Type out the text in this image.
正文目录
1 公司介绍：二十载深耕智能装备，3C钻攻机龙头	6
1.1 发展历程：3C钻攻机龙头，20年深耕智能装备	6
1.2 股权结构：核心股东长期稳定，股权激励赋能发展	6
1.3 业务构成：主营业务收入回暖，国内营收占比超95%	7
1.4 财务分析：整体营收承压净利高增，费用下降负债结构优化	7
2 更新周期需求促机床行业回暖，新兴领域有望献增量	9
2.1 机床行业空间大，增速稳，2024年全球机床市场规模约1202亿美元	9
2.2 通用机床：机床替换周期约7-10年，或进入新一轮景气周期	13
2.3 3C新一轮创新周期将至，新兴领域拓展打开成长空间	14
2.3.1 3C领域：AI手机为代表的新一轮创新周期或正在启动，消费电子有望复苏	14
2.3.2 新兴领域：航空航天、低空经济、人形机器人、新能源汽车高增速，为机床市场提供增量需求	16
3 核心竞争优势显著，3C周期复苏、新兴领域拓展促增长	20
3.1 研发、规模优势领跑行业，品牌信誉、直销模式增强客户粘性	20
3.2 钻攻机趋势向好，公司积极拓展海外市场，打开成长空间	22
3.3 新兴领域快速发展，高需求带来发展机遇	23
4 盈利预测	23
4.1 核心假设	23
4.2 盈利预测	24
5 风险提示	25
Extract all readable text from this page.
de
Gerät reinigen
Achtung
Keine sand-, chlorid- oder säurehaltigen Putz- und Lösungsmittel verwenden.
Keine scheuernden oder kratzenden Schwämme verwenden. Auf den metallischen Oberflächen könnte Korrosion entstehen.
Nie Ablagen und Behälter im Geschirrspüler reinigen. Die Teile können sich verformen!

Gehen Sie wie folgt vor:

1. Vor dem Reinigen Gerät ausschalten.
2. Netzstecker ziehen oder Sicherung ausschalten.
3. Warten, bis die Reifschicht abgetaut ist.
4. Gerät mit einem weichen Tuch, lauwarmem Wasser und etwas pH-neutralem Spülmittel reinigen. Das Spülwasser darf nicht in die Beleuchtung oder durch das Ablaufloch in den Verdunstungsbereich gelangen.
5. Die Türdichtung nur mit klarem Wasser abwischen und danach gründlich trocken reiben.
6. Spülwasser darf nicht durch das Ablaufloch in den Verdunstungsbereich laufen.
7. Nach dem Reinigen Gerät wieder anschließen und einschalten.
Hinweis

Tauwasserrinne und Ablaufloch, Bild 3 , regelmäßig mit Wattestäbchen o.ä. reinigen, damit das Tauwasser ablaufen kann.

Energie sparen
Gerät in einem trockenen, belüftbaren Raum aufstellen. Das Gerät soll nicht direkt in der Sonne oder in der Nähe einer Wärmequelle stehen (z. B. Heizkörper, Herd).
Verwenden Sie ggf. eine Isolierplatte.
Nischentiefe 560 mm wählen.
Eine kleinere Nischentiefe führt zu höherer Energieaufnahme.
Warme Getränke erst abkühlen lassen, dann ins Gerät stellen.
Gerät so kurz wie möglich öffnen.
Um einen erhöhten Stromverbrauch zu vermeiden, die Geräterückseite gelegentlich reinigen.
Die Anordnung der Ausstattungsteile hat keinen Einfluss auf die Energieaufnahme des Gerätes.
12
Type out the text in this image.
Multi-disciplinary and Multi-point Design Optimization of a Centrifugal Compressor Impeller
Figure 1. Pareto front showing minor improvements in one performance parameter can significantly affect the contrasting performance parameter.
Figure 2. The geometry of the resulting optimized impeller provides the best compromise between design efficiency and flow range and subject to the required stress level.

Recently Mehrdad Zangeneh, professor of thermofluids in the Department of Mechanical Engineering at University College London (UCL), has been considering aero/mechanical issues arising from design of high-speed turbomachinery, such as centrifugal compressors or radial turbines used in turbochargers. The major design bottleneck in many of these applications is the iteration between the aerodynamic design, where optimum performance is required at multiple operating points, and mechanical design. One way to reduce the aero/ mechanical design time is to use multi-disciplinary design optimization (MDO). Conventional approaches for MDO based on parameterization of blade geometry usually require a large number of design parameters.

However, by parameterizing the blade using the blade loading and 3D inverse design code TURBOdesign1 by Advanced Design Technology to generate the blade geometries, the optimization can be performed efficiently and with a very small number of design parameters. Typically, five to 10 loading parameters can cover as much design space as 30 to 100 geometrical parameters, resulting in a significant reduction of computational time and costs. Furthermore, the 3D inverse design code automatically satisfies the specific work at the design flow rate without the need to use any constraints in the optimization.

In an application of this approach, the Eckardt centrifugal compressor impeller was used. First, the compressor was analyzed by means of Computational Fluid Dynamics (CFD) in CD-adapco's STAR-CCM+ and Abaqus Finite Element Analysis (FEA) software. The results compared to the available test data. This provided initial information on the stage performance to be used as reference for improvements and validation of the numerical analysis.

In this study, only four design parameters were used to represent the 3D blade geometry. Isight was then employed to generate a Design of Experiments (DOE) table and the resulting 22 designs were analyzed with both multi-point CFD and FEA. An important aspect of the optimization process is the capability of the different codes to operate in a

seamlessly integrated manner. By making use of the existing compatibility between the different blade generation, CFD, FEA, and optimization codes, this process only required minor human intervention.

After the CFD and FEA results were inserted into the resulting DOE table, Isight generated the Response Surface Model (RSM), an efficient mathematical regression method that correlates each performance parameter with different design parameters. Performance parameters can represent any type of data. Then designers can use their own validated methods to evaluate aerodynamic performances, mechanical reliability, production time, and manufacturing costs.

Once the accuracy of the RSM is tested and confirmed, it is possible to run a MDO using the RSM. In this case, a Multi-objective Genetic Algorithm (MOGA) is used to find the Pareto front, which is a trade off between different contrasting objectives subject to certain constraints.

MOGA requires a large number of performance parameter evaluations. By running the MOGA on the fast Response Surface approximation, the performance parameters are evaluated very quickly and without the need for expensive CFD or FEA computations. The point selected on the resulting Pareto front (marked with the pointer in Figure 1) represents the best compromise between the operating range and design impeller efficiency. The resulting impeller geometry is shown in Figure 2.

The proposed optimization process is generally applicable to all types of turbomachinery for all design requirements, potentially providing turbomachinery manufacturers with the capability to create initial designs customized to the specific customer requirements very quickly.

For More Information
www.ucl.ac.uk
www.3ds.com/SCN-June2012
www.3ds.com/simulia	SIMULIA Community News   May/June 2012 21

⁂

Exercise task:
Among these entries, how many lines include the string "initial"? Reply with the number by itself.

Reply to the exercise:
2